» EXERCISE GOAL: Take all the material and copy it exactly.

## Start RECORDS FOR THE EXERCISE

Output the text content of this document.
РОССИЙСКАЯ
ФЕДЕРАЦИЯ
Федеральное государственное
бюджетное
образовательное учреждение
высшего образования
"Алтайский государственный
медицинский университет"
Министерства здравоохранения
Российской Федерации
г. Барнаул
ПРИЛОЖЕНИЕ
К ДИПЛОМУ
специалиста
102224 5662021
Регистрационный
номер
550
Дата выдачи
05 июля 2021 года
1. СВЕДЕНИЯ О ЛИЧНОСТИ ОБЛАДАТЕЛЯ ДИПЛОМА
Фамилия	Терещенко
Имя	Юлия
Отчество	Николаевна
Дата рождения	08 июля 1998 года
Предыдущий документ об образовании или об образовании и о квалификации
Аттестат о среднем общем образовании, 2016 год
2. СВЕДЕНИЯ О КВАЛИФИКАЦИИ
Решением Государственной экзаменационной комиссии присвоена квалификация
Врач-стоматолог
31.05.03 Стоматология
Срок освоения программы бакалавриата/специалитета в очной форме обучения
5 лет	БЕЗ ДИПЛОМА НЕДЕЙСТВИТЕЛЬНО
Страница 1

## End RECORDS FOR THE EXERCISE

» WRITTEN SOLUTION:
Output the text content of this document.
РОССИЙСКАЯ
ФЕДЕРАЦИЯ
Федеральное государственное
бюджетное
образовательное учреждение
высшего образования
"Алтайский государственный
медицинский университет"
Министерства здравоохранения
Российской Федерации
г. Барнаул
ПРИЛОЖЕНИЕ
К ДИПЛОМУ
специалиста
102224 5662021
Регистрационный
номер
550
Дата выдачи
05 июля 2021 года
1. СВЕДЕНИЯ О ЛИЧНОСТИ ОБЛАДАТЕЛЯ ДИПЛОМА
Фамилия	Терещенко
Имя	Юлия
Отчество	Николаевна
Дата рождения	08 июля 1998 года
Предыдущий документ об образовании или об образовании и о квалификации
Аттестат о среднем общем образовании, 2016 год
2. СВЕДЕНИЯ О КВАЛИФИКАЦИИ
Решением Государственной экзаменационной комиссии присвоена квалификация
Врач-стоматолог
31.05.03 Стоматология
Срок освоения программы бакалавриата/специалитета в очной форме обучения
5 лет	БЕЗ ДИПЛОМА НЕДЕЙСТВИТЕЛЬНО
Страница 1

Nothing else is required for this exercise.